Entries from a dataset:
------------------------------

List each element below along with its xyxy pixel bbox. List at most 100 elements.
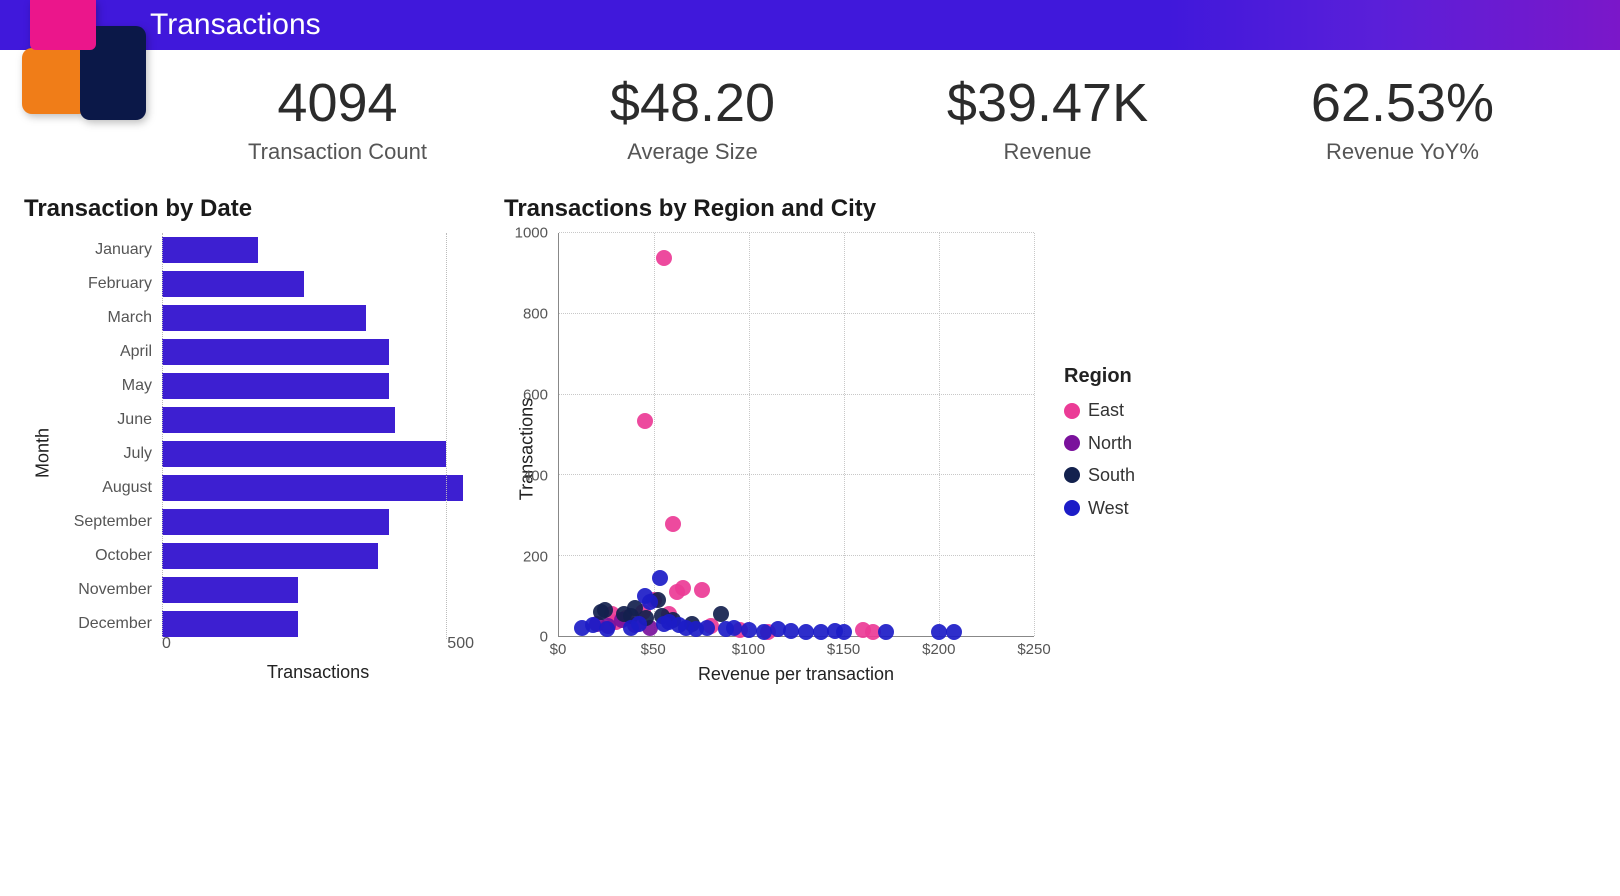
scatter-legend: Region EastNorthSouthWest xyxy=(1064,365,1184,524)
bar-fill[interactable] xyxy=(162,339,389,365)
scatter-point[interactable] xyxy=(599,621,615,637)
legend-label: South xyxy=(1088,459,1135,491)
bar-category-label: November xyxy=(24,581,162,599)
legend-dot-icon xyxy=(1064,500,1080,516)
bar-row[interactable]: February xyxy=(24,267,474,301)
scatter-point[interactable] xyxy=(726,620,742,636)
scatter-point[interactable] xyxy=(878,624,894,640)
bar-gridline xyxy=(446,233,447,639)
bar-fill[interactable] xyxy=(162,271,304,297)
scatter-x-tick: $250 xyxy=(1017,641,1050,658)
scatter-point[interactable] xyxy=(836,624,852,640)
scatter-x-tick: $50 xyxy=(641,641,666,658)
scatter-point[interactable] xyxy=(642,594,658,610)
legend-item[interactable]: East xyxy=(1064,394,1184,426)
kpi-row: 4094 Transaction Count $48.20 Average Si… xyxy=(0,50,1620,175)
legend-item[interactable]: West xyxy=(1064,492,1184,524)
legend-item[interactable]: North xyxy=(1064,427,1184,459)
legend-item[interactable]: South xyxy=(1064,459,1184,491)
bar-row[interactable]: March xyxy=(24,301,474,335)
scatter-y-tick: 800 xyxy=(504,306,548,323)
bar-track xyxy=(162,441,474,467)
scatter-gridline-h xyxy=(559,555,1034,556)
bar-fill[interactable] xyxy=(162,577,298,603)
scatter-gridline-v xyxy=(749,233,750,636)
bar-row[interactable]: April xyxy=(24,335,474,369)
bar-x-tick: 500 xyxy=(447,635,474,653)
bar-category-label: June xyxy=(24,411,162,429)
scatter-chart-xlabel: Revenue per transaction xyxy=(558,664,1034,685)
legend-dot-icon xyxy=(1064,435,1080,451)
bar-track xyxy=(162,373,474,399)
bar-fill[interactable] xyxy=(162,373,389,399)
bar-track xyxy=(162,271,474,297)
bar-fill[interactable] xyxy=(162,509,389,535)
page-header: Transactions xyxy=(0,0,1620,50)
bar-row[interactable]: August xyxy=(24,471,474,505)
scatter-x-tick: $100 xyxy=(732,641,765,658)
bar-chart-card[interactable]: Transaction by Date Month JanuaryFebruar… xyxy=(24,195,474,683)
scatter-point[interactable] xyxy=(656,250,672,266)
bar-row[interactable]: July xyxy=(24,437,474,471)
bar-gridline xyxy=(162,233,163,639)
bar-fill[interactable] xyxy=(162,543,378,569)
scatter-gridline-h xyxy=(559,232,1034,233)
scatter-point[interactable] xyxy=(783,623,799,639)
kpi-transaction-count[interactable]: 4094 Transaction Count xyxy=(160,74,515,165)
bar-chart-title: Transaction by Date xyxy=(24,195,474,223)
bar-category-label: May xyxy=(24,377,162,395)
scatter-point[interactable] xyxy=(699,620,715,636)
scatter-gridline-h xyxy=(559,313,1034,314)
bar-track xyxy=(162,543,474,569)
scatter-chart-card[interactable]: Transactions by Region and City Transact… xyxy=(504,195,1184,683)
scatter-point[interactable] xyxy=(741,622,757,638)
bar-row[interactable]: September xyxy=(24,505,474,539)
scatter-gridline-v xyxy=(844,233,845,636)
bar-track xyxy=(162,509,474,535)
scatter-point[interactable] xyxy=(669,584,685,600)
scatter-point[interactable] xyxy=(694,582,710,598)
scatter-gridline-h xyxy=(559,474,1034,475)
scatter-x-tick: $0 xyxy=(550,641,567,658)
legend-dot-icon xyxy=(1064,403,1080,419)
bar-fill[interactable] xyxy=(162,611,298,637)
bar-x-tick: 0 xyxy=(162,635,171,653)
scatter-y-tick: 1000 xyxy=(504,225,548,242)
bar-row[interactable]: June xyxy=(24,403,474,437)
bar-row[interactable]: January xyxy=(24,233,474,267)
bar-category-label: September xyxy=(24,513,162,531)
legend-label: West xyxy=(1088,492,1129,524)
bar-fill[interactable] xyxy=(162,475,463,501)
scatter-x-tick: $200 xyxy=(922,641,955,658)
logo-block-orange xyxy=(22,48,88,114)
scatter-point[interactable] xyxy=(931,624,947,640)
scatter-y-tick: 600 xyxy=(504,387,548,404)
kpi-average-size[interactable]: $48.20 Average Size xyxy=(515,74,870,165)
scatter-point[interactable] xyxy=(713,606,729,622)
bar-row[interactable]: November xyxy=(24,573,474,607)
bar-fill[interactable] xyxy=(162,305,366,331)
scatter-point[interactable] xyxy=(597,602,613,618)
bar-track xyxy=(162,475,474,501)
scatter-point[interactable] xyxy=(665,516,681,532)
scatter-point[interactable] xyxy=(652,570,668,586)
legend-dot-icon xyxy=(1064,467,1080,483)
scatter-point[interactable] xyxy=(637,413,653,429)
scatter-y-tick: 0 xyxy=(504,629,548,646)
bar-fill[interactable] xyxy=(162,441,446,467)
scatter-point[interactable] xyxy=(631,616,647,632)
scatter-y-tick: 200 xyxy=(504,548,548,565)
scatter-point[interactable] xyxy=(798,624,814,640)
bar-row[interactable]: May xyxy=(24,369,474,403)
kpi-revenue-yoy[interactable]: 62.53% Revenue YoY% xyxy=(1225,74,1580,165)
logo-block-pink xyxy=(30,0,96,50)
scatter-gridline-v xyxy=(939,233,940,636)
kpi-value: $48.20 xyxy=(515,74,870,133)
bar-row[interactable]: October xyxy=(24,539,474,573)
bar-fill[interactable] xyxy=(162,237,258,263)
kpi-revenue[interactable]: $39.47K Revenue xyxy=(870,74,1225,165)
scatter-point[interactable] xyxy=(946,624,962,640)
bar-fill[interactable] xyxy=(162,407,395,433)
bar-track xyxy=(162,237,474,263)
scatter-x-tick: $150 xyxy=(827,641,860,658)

------------------------------

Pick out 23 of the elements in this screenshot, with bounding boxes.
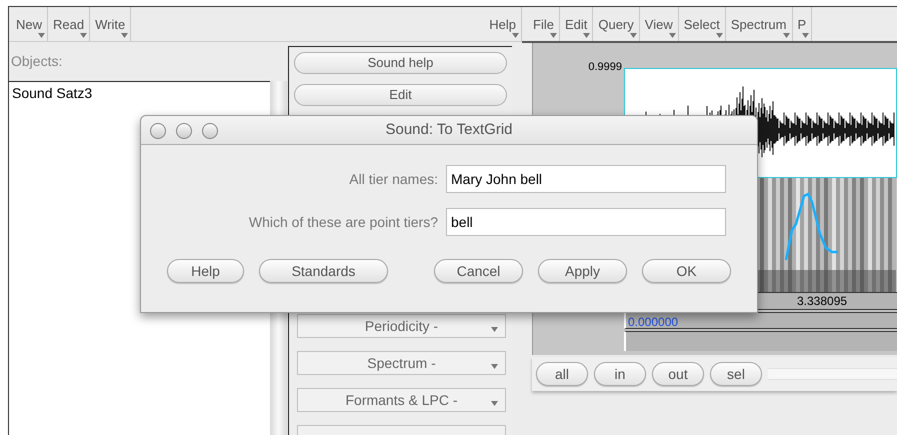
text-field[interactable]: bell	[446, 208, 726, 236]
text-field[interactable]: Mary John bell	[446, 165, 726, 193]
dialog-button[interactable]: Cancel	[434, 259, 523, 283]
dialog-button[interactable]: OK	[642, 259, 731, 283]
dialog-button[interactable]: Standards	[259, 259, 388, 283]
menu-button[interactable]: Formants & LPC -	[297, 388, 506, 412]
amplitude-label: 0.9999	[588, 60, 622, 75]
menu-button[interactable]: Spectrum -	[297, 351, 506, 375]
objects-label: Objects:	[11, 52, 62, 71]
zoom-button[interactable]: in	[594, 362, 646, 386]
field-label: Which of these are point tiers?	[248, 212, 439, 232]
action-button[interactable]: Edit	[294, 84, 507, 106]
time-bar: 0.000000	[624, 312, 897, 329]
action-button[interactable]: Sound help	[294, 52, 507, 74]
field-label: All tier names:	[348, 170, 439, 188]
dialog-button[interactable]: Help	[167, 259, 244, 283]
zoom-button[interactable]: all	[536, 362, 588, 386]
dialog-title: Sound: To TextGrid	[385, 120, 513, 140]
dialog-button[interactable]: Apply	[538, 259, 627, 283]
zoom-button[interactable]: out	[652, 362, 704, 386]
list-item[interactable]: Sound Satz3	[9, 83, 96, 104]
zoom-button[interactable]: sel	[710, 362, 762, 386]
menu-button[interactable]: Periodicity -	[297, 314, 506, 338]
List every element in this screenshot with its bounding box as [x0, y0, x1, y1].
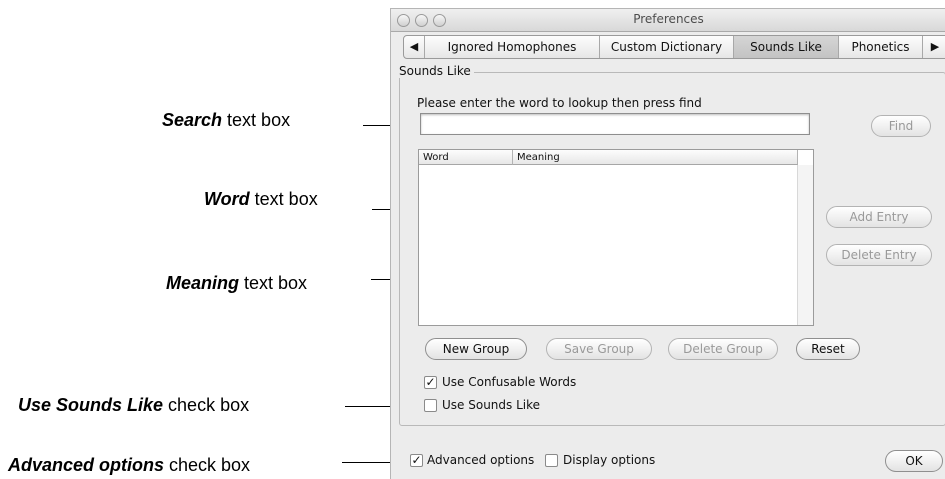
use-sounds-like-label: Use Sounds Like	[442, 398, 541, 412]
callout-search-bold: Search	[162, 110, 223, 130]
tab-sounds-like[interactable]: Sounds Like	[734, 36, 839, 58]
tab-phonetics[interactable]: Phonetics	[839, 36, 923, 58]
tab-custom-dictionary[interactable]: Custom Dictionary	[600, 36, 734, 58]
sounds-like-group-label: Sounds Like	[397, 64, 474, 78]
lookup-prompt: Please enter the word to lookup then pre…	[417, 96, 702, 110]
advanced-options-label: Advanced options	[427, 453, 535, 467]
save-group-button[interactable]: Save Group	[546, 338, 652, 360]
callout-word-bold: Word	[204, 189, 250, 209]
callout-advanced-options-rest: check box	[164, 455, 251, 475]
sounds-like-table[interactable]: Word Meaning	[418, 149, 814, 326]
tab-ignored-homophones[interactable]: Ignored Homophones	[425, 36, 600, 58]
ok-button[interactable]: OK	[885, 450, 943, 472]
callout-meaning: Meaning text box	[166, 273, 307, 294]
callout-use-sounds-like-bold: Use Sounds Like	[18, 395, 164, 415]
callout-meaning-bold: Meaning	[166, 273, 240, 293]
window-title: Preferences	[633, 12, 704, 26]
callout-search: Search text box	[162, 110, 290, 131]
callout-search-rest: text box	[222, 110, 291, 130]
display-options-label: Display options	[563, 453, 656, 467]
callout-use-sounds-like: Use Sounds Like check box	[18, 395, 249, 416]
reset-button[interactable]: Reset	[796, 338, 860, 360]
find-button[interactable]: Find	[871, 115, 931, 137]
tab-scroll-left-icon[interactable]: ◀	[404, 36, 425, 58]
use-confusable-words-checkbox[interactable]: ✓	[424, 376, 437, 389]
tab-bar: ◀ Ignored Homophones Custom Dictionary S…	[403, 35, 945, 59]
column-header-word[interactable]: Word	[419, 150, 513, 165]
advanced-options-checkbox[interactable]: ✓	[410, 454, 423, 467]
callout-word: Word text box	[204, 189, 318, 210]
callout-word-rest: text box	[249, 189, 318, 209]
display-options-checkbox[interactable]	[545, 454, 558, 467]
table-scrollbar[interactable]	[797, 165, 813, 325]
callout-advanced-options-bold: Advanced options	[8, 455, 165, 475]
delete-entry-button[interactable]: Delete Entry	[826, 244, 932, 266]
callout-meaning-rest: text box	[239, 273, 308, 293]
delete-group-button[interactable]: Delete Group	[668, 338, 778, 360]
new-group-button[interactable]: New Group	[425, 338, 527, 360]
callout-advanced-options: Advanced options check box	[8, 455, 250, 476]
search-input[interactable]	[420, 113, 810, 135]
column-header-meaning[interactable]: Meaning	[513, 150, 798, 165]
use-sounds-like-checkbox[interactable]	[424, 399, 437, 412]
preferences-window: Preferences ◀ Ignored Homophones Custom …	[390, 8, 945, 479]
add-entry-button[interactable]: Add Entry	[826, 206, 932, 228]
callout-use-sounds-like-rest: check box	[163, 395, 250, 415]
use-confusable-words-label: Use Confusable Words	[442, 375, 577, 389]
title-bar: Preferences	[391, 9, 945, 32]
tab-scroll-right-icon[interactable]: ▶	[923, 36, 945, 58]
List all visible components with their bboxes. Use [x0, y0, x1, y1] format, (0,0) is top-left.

------------------------------

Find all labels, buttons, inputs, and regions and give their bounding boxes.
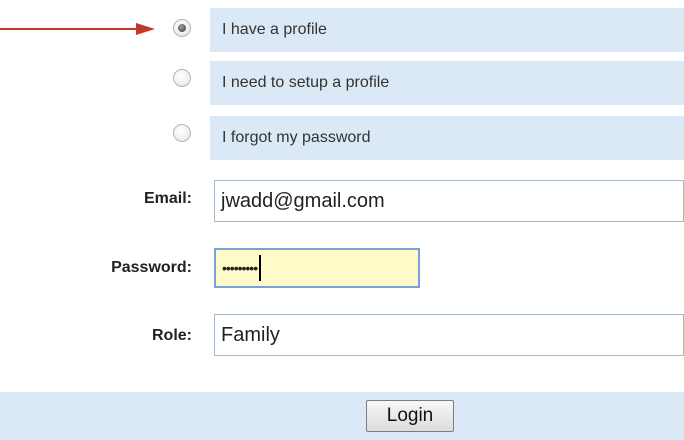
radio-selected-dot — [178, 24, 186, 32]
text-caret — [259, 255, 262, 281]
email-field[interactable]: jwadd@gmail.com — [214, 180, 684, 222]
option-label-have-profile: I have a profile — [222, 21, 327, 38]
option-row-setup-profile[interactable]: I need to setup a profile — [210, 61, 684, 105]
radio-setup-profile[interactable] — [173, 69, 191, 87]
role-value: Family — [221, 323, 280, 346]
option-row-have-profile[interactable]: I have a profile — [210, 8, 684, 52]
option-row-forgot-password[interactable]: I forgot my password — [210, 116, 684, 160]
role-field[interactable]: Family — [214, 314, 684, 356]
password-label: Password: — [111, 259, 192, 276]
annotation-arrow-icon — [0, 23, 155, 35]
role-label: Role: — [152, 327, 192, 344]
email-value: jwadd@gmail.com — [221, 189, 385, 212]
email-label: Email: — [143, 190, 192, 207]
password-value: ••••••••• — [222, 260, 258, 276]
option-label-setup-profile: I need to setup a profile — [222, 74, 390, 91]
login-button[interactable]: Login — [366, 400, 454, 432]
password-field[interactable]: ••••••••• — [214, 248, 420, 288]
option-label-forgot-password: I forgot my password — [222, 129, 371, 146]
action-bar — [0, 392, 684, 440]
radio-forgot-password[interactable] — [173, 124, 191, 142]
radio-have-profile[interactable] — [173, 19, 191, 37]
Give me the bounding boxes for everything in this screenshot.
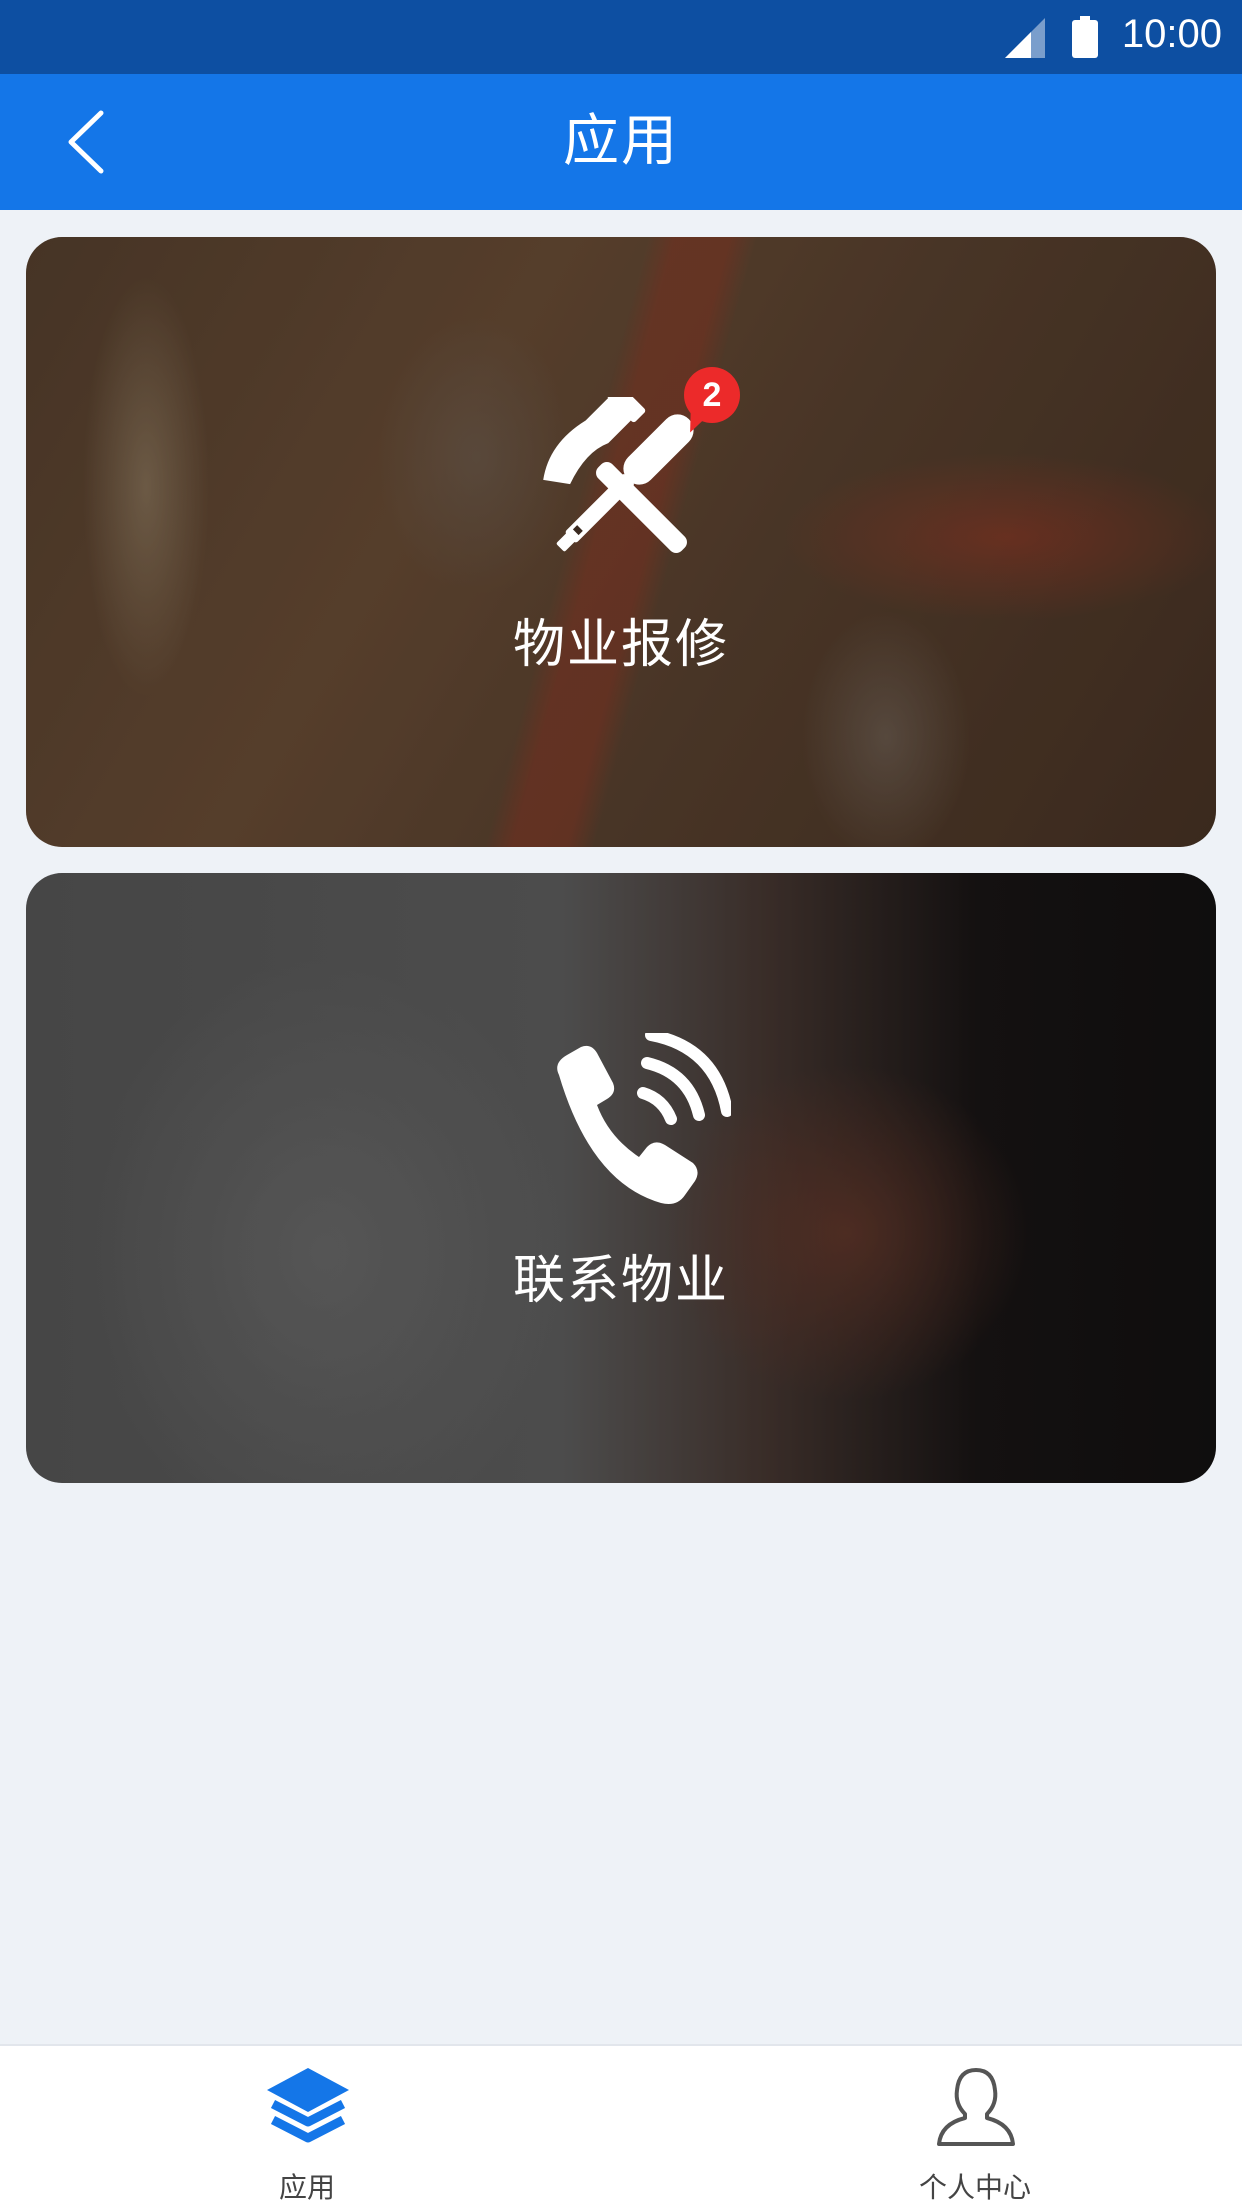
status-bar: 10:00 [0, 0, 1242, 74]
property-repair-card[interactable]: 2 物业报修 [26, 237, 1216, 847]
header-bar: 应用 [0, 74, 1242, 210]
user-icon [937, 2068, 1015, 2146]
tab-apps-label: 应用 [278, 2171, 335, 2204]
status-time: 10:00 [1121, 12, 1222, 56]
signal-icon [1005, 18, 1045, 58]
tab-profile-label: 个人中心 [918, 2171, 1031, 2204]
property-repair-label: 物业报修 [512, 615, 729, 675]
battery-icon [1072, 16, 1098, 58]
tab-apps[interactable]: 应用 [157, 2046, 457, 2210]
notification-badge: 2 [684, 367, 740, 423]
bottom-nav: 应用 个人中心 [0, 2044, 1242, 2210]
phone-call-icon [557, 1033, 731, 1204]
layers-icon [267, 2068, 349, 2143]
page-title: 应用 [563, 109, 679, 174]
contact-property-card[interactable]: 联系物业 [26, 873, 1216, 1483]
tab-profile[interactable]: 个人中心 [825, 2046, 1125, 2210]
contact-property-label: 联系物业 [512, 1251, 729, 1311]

------------------------------

Identify every line in the items that contains the string "time" and copy each of those lines.

time-bar: 0.000000	[624, 312, 897, 329]
status-time: 10:00 [1121, 12, 1222, 56]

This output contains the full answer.